**DATA LINES**:
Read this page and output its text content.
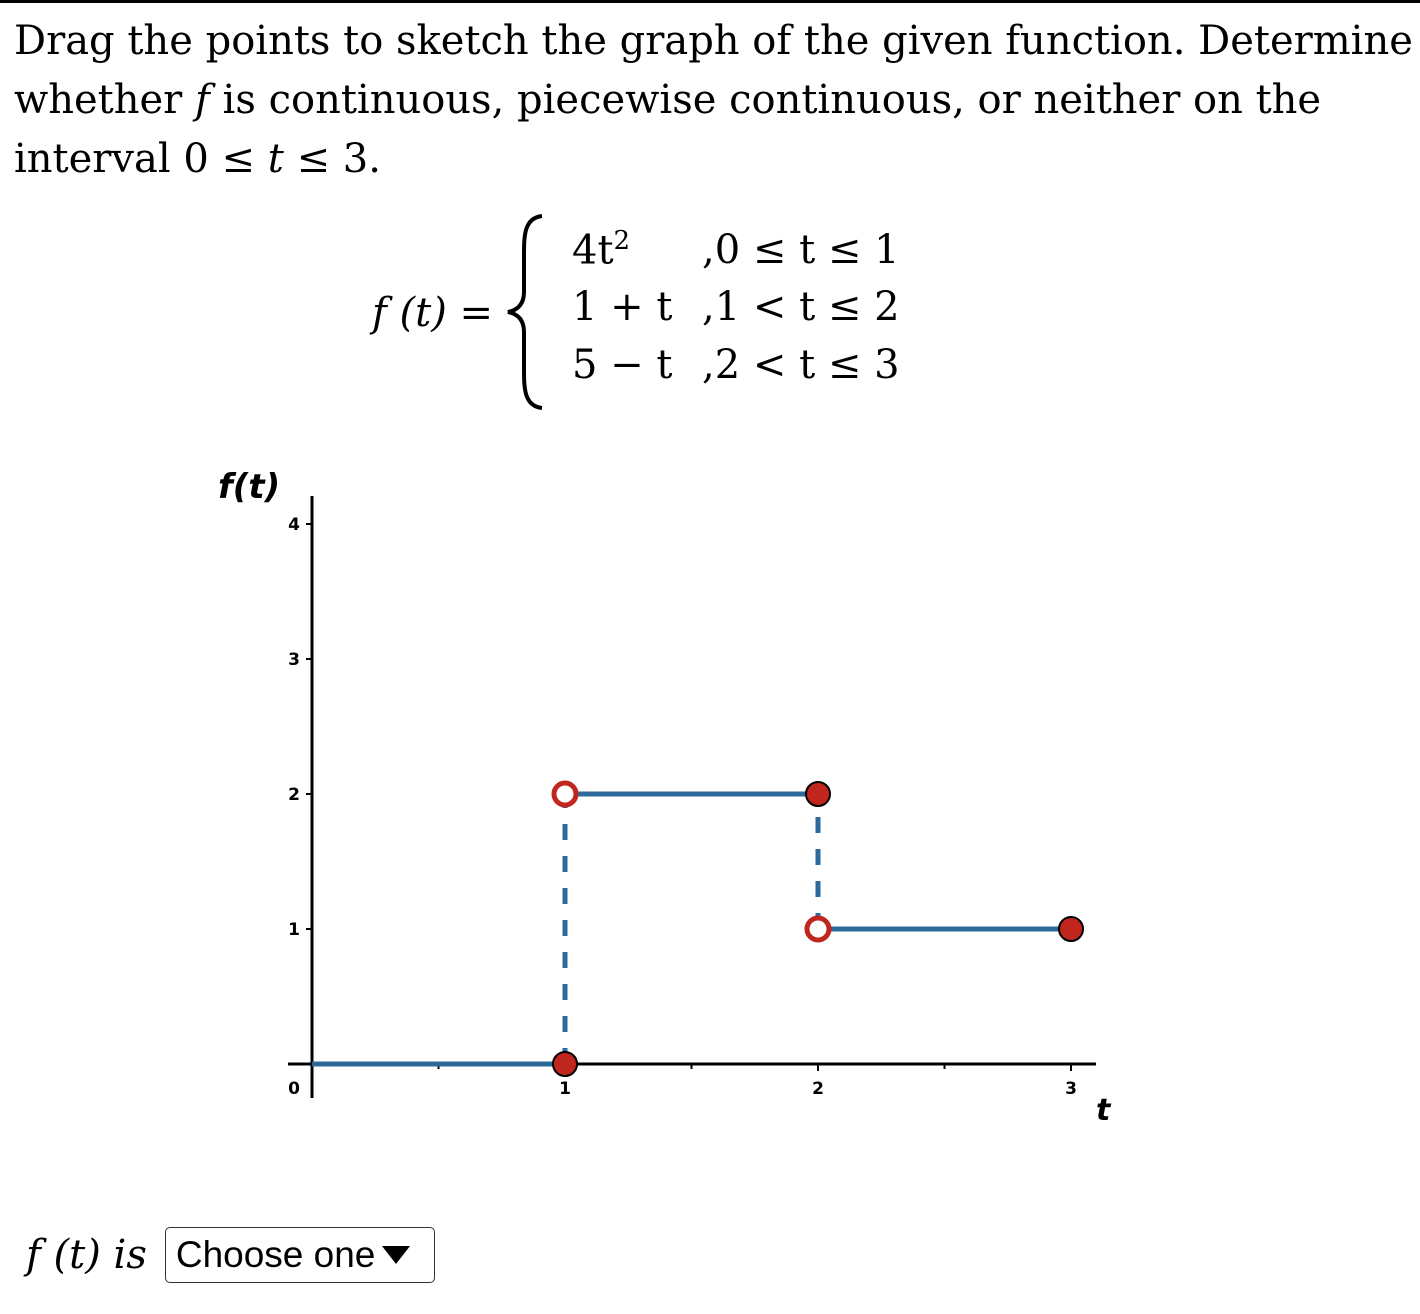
Drag the points to sketch the graph of the given function. Determine

whether f is continuous, piecewise continuous, or neither on the

interval 0 ≤ t ≤ 3.

f (t) =
$4t^2$ ,0 ≤ t ≤ 1
1 + t ,1 < t ≤ 2
5 − t ,2 < t ≤ 3
0	1	2	3
1
2
3
4
f(t)
t
f (t) is Choose one
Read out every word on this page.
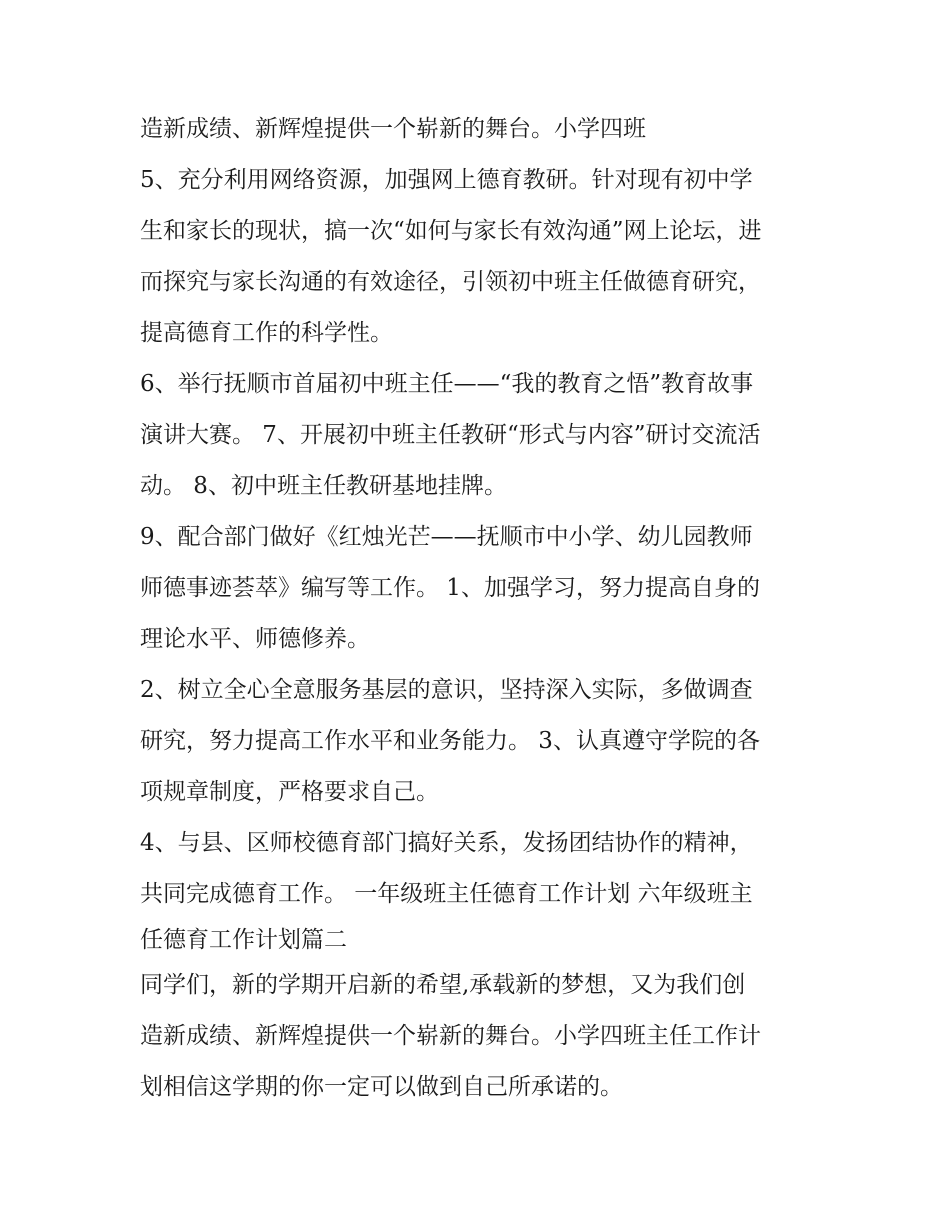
造新成绩、新辉煌提供一个崭新的舞台。小学四班
5、充分利用网络资源，加强网上德育教研。针对现有初中学
生和家长的现状，搞一次“如何与家长有效沟通”网上论坛，进
而探究与家长沟通的有效途径，引领初中班主任做德育研究，
提高德育工作的科学性。
6、举行抚顺市首届初中班主任——“我的教育之悟”教育故事
演讲大赛。 7、开展初中班主任教研“形式与内容”研讨交流活
动。 8、初中班主任教研基地挂牌。
9、配合部门做好《红烛光芒——抚顺市中小学、幼儿园教师
师德事迹荟萃》编写等工作。 1、加强学习，努力提高自身的
理论水平、师德修养。
2、树立全心全意服务基层的意识，坚持深入实际，多做调查
研究，努力提高工作水平和业务能力。 3、认真遵守学院的各
项规章制度，严格要求自己。
4、与县、区师校德育部门搞好关系，发扬团结协作的精神，
共同完成德育工作。 一年级班主任德育工作计划 六年级班主
任德育工作计划篇二
同学们，新的学期开启新的希望,承载新的梦想，又为我们创
造新成绩、新辉煌提供一个崭新的舞台。小学四班主任工作计
划相信这学期的你一定可以做到自己所承诺的。
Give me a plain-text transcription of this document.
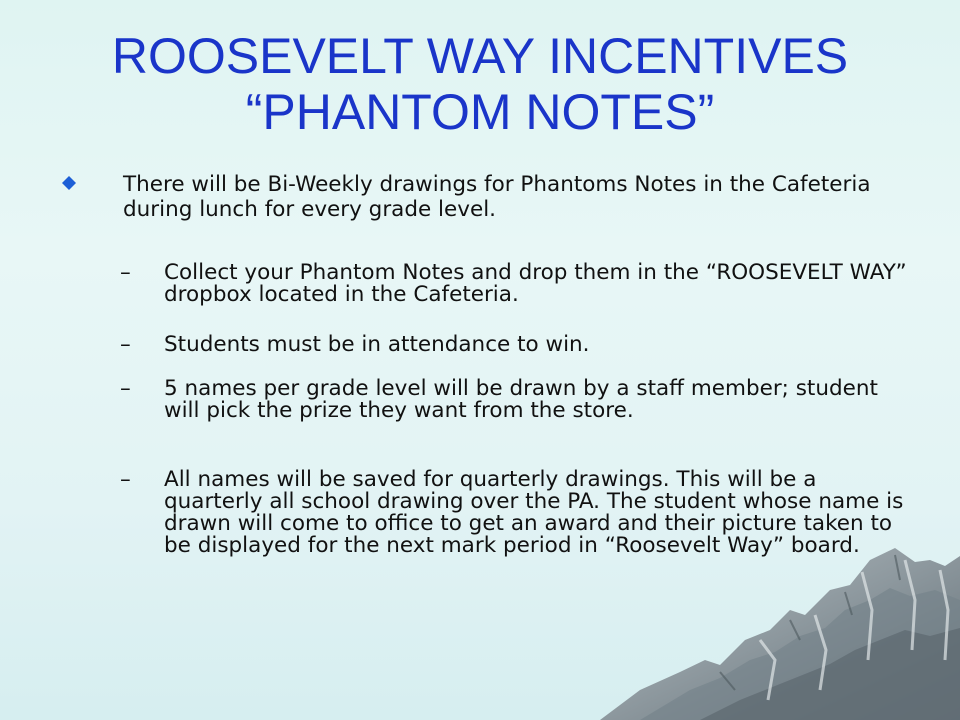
ROOSEVELT WAY INCENTIVES
“PHANTOM NOTES”
There will be Bi-Weekly drawings for Phantoms Notes in the Cafeteria during lunch for every grade level.
–	Collect your Phantom Notes and drop them in the “ROOSEVELT WAY” dropbox located in the Cafeteria.
–	Students must be in attendance to win.
–	5 names per grade level will be drawn by a staff member; student will pick the prize they want from the store.
–	All names will be saved for quarterly drawings. This will be a quarterly all school drawing over the PA. The student whose name is drawn will come to office to get an award and their picture taken to be displayed for the next mark period in “Roosevelt Way” board.
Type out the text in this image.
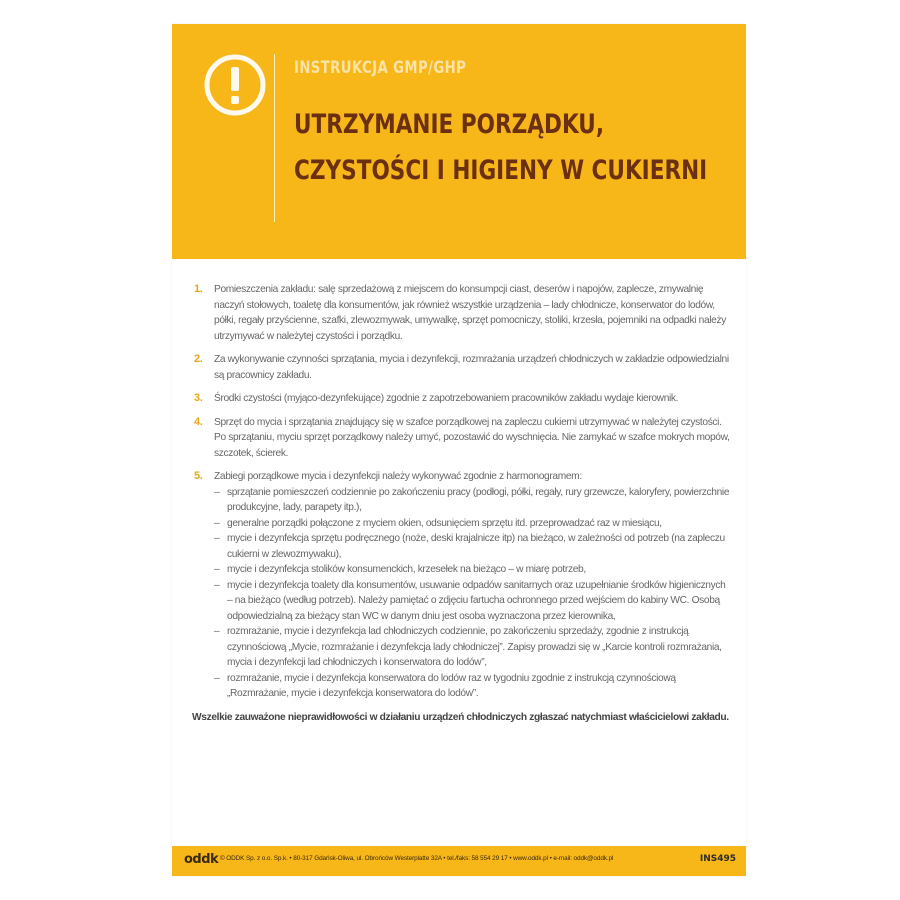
INSTRUKCJA GMP/GHP
UTRZYMANIE PORZĄDKU,
CZYSTOŚCI I HIGIENY W CUKIERNI
1. Pomieszczenia zakładu: salę sprzedażową z miejscem do konsumpcji ciast, deserów i napojów, zaplecze, zmywalnię naczyń stołowych, toaletę dla konsumentów, jak również wszystkie urządzenia – lady chłodnicze, konserwator do lodów, półki, regały przyścienne, szafki, zlewozmywak, umywalkę, sprzęt pomocniczy, stoliki, krzesła, pojemniki na odpadki należy utrzymywać w należytej czystości i porządku.
2. Za wykonywanie czynności sprzątania, mycia i dezynfekcji, rozmrażania urządzeń chłodniczych w zakładzie odpowiedzialni są pracownicy zakładu.
3. Środki czystości (myjąco-dezynfekujące) zgodnie z zapotrzebowaniem pracowników zakładu wydaje kierownik.
4. Sprzęt do mycia i sprzątania znajdujący się w szafce porządkowej na zapleczu cukierni utrzymywać w należytej czystości. Po sprzątaniu, myciu sprzęt porządkowy należy umyć, pozostawić do wyschnięcia. Nie zamykać w szafce mokrych mopów, szczotek, ścierek.
5. Zabiegi porządkowe mycia i dezynfekcji należy wykonywać zgodnie z harmonogramem:
– sprzątanie pomieszczeń codziennie po zakończeniu pracy (podłogi, półki, regały, rury grzewcze, kaloryfery, powierzchnie produkcyjne, lady, parapety itp.),
– generalne porządki połączone z myciem okien, odsunięciem sprzętu itd. przeprowadzać raz w miesiącu,
– mycie i dezynfekcja sprzętu podręcznego (noże, deski krajalnicze itp) na bieżąco, w zależności od potrzeb (na zapleczu cukierni w zlewozmywaku),
– mycie i dezynfekcja stolików konsumenckich, krzesełek na bieżąco – w miarę potrzeb,
– mycie i dezynfekcja toalety dla konsumentów, usuwanie odpadów sanitarnych oraz uzupełnianie środków higienicznych – na bieżąco (według potrzeb). Należy pamiętać o zdjęciu fartucha ochronnego przed wejściem do kabiny WC. Osobą odpowiedzialną za bieżący stan WC w danym dniu jest osoba wyznaczona przez kierownika,
– rozmrażanie, mycie i dezynfekcja lad chłodniczych codziennie, po zakończeniu sprzedaży, zgodnie z instrukcją czynnościową „Mycie, rozmrażanie i dezynfekcja lady chłodniczej”. Zapisy prowadzi się w „Karcie kontroli rozmrażania, mycia i dezynfekcji lad chłodniczych i konserwatora do lodów”,
– rozmrażanie, mycie i dezynfekcja konserwatora do lodów raz w tygodniu zgodnie z instrukcją czynnościową „Rozmrażanie, mycie i dezynfekcja konserwatora do lodów”.
Wszelkie zauważone nieprawidłowości w działaniu urządzeń chłodniczych zgłaszać natychmiast właścicielowi zakładu.
oddk © ODDK Sp. z o.o. Sp.k. • 80-317 Gdańsk-Oliwa, ul. Obrońców Westerplatte 32A • tel./faks: 58 554 29 17 • www.oddk.pl • e-mail: oddk@oddk.pl	INS495
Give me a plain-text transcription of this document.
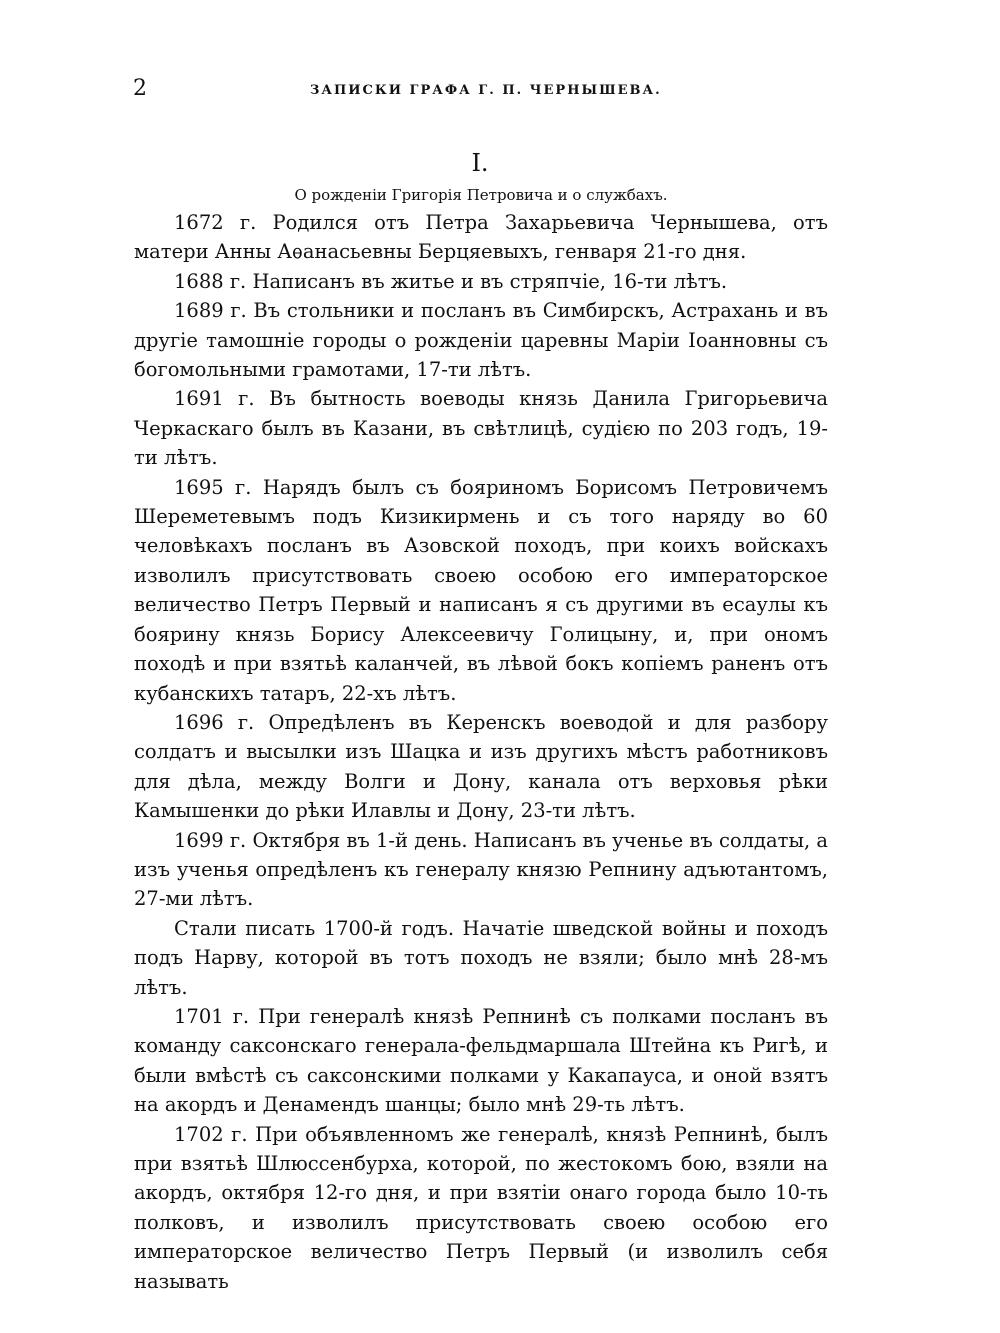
2	ЗАПИСКИ ГРАФА Г. П. ЧЕРНЫШЕВА.
I.
О рожденіи Григорія Петровича и о службахъ.

1672 г. Родился отъ Петра Захарьевича Чернышева, отъ матери Анны Аѳанасьевны Берцяевыхъ, генваря 21-го дня.

1688 г. Написанъ въ житье и въ стряпчіе, 16-ти лѣтъ.

1689 г. Въ стольники и посланъ въ Симбирскъ, Астрахань и въ другіе тамошніе городы о рожденіи царевны Маріи Іоанновны съ богомольными грамотами, 17-ти лѣтъ.

1691 г. Въ бытность воеводы князь Данила Григорьевича Черкаскаго былъ въ Казани, въ свѣтлицѣ, судією по 203 годъ, 19-ти лѣтъ.

1695 г. Нарядъ былъ съ бояриномъ Борисомъ Петровичемъ Шереметевымъ подъ Кизикирмень и съ того наряду во 60 человѣкахъ посланъ въ Азовской походъ, при коихъ войскахъ изволилъ присутствовать своею особою его императорское величество Петръ Первый и написанъ я съ другими въ есаулы къ боярину князь Борису Алексеевичу Голицыну, и, при ономъ походѣ и при взятьѣ каланчей, въ лѣвой бокъ копіемъ раненъ отъ кубанскихъ татаръ, 22-хъ лѣтъ.

1696 г. Опредѣленъ въ Керенскъ воеводой и для разбору солдатъ и высылки изъ Шацка и изъ другихъ мѣстъ работниковъ для дѣла, между Волги и Дону, канала отъ верховья рѣки Камышенки до рѣки Илавлы и Дону, 23-ти лѣтъ.

1699 г. Октября въ 1-й день. Написанъ въ ученье въ солдаты, а изъ ученья опредѣленъ къ генералу князю Репнину адъютантомъ, 27-ми лѣтъ.

Стали писать 1700-й годъ. Начатіе шведской войны и походъ подъ Нарву, которой въ тотъ походъ не взяли; было мнѣ 28-мъ лѣтъ.

1701 г. При генералѣ князѣ Репнинѣ съ полками посланъ въ команду саксонскаго генерала-фельдмаршала Штейна къ Ригѣ, и были вмѣстѣ съ саксонскими полками у Какапауса, и оной взятъ на акордъ и Денамендъ шанцы; было мнѣ 29-ть лѣтъ.

1702 г. При объявленномъ же генералѣ, князѣ Репнинѣ, былъ при взятьѣ Шлюссенбурха, которой, по жестокомъ бою, взяли на акордъ, октября 12-го дня, и при взятіи онаго города было 10-ть полковъ, и изволилъ присутствовать своею особою его императорское величество Петръ Первый (и изволилъ себя называть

**TASK TO CARRY OUT**: Pick out, from the lines above, every one that contains the string "konserwatora".

**SOLUTION**:
– rozmrażanie, mycie i dezynfekcja lad chłodniczych codziennie, po zakończeniu sprzedaży, zgodnie z instrukcją czynnościową „Mycie, rozmrażanie i dezynfekcja lady chłodniczej”. Zapisy prowadzi się w „Karcie kontroli rozmrażania, mycia i dezynfekcji lad chłodniczych i konserwatora do lodów”,
– rozmrażanie, mycie i dezynfekcja konserwatora do lodów raz w tygodniu zgodnie z instrukcją czynnościową „Rozmrażanie, mycie i dezynfekcja konserwatora do lodów”.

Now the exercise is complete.